» **Brief**
Copy each line exactly.

» **Data extract**
-- Start --
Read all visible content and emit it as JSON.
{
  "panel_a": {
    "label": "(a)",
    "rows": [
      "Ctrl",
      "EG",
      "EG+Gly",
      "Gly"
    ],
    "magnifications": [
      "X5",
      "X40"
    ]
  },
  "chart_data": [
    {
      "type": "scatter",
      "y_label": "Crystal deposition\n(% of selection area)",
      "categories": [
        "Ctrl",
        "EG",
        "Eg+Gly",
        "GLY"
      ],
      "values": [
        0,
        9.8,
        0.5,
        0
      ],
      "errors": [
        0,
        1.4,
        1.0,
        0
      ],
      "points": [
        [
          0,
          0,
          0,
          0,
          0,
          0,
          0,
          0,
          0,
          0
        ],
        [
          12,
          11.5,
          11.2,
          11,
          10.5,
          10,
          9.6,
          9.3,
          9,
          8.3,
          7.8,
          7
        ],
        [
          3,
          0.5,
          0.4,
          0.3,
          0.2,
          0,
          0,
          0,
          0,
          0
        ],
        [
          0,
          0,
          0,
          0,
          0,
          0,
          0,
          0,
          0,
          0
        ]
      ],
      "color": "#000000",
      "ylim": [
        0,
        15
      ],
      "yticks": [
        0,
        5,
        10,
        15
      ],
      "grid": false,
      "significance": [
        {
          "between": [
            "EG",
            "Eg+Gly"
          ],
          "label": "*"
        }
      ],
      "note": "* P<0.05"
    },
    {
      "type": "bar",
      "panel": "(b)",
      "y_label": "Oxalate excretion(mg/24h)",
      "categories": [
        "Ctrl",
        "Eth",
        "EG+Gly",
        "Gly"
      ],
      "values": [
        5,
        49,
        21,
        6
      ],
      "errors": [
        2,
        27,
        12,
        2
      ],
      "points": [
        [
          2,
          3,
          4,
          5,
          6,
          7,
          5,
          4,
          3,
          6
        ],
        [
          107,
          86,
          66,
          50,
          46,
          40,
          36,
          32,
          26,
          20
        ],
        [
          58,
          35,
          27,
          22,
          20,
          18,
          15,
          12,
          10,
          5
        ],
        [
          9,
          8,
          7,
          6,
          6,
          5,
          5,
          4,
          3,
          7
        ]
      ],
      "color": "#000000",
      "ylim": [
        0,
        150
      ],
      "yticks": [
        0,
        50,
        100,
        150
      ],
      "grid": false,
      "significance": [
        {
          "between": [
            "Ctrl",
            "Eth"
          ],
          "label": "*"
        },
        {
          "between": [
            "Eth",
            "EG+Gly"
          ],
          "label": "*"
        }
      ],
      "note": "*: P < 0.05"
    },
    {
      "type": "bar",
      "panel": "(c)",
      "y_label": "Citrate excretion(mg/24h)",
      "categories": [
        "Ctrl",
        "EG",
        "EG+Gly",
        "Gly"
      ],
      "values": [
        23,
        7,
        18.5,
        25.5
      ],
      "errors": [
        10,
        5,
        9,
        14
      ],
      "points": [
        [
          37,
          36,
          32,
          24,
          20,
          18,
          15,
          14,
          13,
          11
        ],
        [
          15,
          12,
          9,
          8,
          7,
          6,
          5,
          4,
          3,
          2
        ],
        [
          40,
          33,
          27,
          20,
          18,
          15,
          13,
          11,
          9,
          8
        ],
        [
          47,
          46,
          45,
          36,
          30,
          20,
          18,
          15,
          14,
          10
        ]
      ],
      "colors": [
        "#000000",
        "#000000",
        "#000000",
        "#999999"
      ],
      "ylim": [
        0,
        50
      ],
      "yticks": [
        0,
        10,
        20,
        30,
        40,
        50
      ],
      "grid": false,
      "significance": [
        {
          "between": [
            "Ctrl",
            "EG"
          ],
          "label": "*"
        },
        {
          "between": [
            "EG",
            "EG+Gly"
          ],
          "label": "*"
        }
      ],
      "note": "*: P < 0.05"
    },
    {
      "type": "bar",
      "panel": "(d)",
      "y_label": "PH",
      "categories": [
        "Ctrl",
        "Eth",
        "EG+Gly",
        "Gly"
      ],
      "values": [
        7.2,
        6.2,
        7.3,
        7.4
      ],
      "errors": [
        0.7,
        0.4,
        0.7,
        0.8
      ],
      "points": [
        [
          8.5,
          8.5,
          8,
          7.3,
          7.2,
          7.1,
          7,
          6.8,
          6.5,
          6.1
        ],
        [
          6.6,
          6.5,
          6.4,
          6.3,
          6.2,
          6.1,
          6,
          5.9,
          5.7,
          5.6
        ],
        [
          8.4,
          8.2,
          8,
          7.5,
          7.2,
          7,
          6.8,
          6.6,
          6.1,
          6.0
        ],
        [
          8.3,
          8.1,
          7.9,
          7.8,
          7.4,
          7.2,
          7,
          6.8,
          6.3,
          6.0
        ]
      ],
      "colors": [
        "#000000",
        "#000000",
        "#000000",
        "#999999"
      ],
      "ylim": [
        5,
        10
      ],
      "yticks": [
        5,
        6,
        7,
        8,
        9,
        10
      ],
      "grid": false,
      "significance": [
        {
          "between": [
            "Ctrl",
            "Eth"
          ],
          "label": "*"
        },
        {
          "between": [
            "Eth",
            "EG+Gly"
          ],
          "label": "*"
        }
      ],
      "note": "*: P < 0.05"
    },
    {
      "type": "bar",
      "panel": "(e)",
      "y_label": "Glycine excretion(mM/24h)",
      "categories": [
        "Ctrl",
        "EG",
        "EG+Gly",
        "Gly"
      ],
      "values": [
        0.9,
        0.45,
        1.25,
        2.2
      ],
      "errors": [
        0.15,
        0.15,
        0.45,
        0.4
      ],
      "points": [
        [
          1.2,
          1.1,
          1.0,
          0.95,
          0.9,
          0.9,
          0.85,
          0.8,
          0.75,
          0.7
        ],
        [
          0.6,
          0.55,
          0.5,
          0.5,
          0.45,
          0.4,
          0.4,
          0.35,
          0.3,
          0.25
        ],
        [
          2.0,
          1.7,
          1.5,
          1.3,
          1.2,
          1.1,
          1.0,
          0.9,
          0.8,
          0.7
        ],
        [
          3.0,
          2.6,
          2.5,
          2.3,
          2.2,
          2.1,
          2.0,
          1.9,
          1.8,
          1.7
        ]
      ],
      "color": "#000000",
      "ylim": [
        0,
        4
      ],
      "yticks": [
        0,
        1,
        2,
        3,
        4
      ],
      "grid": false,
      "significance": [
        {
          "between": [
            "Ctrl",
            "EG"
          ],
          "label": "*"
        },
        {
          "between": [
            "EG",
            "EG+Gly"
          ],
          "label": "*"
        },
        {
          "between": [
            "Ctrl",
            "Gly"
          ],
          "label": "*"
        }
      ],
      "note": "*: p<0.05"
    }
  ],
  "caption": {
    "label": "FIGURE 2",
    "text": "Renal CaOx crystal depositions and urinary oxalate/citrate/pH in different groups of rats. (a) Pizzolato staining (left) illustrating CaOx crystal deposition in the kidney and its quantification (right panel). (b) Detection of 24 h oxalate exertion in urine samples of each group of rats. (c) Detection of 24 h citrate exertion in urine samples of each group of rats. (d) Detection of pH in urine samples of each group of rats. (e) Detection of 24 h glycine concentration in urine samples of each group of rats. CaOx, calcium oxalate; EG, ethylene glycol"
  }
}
-- End --
» **Response to this task**
Read all visible content and emit it as JSON.
{
  "panel_a": {
    "label": "(a)",
    "rows": [
      "Ctrl",
      "EG",
      "EG+Gly",
      "Gly"
    ],
    "magnifications": [
      "X5",
      "X40"
    ]
  },
  "chart_data": [
    {
      "type": "scatter",
      "y_label": "Crystal deposition\n(% of selection area)",
      "categories": [
        "Ctrl",
        "EG",
        "Eg+Gly",
        "GLY"
      ],
      "values": [
        0,
        9.8,
        0.5,
        0
      ],
      "errors": [
        0,
        1.4,
        1.0,
        0
      ],
      "points": [
        [
          0,
          0,
          0,
          0,
          0,
          0,
          0,
          0,
          0,
          0
        ],
        [
          12,
          11.5,
          11.2,
          11,
          10.5,
          10,
          9.6,
          9.3,
          9,
          8.3,
          7.8,
          7
        ],
        [
          3,
          0.5,
          0.4,
          0.3,
          0.2,
          0,
          0,
          0,
          0,
          0
        ],
        [
          0,
          0,
          0,
          0,
          0,
          0,
          0,
          0,
          0,
          0
        ]
      ],
      "color": "#000000",
      "ylim": [
        0,
        15
      ],
      "yticks": [
        0,
        5,
        10,
        15
      ],
      "grid": false,
      "significance": [
        {
          "between": [
            "EG",
            "Eg+Gly"
          ],
          "label": "*"
        }
      ],
      "note": "* P<0.05"
    },
    {
      "type": "bar",
      "panel": "(b)",
      "y_label": "Oxalate excretion(mg/24h)",
      "categories": [
        "Ctrl",
        "Eth",
        "EG+Gly",
        "Gly"
      ],
      "values": [
        5,
        49,
        21,
        6
      ],
      "errors": [
        2,
        27,
        12,
        2
      ],
      "points": [
        [
          2,
          3,
          4,
          5,
          6,
          7,
          5,
          4,
          3,
          6
        ],
        [
          107,
          86,
          66,
          50,
          46,
          40,
          36,
          32,
          26,
          20
        ],
        [
          58,
          35,
          27,
          22,
          20,
          18,
          15,
          12,
          10,
          5
        ],
        [
          9,
          8,
          7,
          6,
          6,
          5,
          5,
          4,
          3,
          7
        ]
      ],
      "color": "#000000",
      "ylim": [
        0,
        150
      ],
      "yticks": [
        0,
        50,
        100,
        150
      ],
      "grid": false,
      "significance": [
        {
          "between": [
            "Ctrl",
            "Eth"
          ],
          "label": "*"
        },
        {
          "between": [
            "Eth",
            "EG+Gly"
          ],
          "label": "*"
        }
      ],
      "note": "*: P < 0.05"
    },
    {
      "type": "bar",
      "panel": "(c)",
      "y_label": "Citrate excretion(mg/24h)",
      "categories": [
        "Ctrl",
        "EG",
        "EG+Gly",
        "Gly"
      ],
      "values": [
        23,
        7,
        18.5,
        25.5
      ],
      "errors": [
        10,
        5,
        9,
        14
      ],
      "points": [
        [
          37,
          36,
          32,
          24,
          20,
          18,
          15,
          14,
          13,
          11
        ],
        [
          15,
          12,
          9,
          8,
          7,
          6,
          5,
          4,
          3,
          2
        ],
        [
          40,
          33,
          27,
          20,
          18,
          15,
          13,
          11,
          9,
          8
        ],
        [
          47,
          46,
          45,
          36,
          30,
          20,
          18,
          15,
          14,
          10
        ]
      ],
      "colors": [
        "#000000",
        "#000000",
        "#000000",
        "#999999"
      ],
      "ylim": [
        0,
        50
      ],
      "yticks": [
        0,
        10,
        20,
        30,
        40,
        50
      ],
      "grid": false,
      "significance": [
        {
          "between": [
            "Ctrl",
            "EG"
          ],
          "label": "*"
        },
        {
          "between": [
            "EG",
            "EG+Gly"
          ],
          "label": "*"
        }
      ],
      "note": "*: P < 0.05"
    },
    {
      "type": "bar",
      "panel": "(d)",
      "y_label": "PH",
      "categories": [
        "Ctrl",
        "Eth",
        "EG+Gly",
        "Gly"
      ],
      "values": [
        7.2,
        6.2,
        7.3,
        7.4
      ],
      "errors": [
        0.7,
        0.4,
        0.7,
        0.8
      ],
      "points": [
        [
          8.5,
          8.5,
          8,
          7.3,
          7.2,
          7.1,
          7,
          6.8,
          6.5,
          6.1
        ],
        [
          6.6,
          6.5,
          6.4,
          6.3,
          6.2,
          6.1,
          6,
          5.9,
          5.7,
          5.6
        ],
        [
          8.4,
          8.2,
          8,
          7.5,
          7.2,
          7,
          6.8,
          6.6,
          6.1,
          6.0
        ],
        [
          8.3,
          8.1,
          7.9,
          7.8,
          7.4,
          7.2,
          7,
          6.8,
          6.3,
          6.0
        ]
      ],
      "colors": [
        "#000000",
        "#000000",
        "#000000",
        "#999999"
      ],
      "ylim": [
        5,
        10
      ],
      "yticks": [
        5,
        6,
        7,
        8,
        9,
        10
      ],
      "grid": false,
      "significance": [
        {
          "between": [
            "Ctrl",
            "Eth"
          ],
          "label": "*"
        },
        {
          "between": [
            "Eth",
            "EG+Gly"
          ],
          "label": "*"
        }
      ],
      "note": "*: P < 0.05"
    },
    {
      "type": "bar",
      "panel": "(e)",
      "y_label": "Glycine excretion(mM/24h)",
      "categories": [
        "Ctrl",
        "EG",
        "EG+Gly",
        "Gly"
      ],
      "values": [
        0.9,
        0.45,
        1.25,
        2.2
      ],
      "errors": [
        0.15,
        0.15,
        0.45,
        0.4
      ],
      "points": [
        [
          1.2,
          1.1,
          1.0,
          0.95,
          0.9,
          0.9,
          0.85,
          0.8,
          0.75,
          0.7
        ],
        [
          0.6,
          0.55,
          0.5,
          0.5,
          0.45,
          0.4,
          0.4,
          0.35,
          0.3,
          0.25
        ],
        [
          2.0,
          1.7,
          1.5,
          1.3,
          1.2,
          1.1,
          1.0,
          0.9,
          0.8,
          0.7
        ],
        [
          3.0,
          2.6,
          2.5,
          2.3,
          2.2,
          2.1,
          2.0,
          1.9,
          1.8,
          1.7
        ]
      ],
      "color": "#000000",
      "ylim": [
        0,
        4
      ],
      "yticks": [
        0,
        1,
        2,
        3,
        4
      ],
      "grid": false,
      "significance": [
        {
          "between": [
            "Ctrl",
            "EG"
          ],
          "label": "*"
        },
        {
          "between": [
            "EG",
            "EG+Gly"
          ],
          "label": "*"
        },
        {
          "between": [
            "Ctrl",
            "Gly"
          ],
          "label": "*"
        }
      ],
      "note": "*: p<0.05"
    }
  ],
  "caption": {
    "label": "FIGURE 2",
    "text": "Renal CaOx crystal depositions and urinary oxalate/citrate/pH in different groups of rats. (a) Pizzolato staining (left) illustrating CaOx crystal deposition in the kidney and its quantification (right panel). (b) Detection of 24 h oxalate exertion in urine samples of each group of rats. (c) Detection of 24 h citrate exertion in urine samples of each group of rats. (d) Detection of pH in urine samples of each group of rats. (e) Detection of 24 h glycine concentration in urine samples of each group of rats. CaOx, calcium oxalate; EG, ethylene glycol"
  }
}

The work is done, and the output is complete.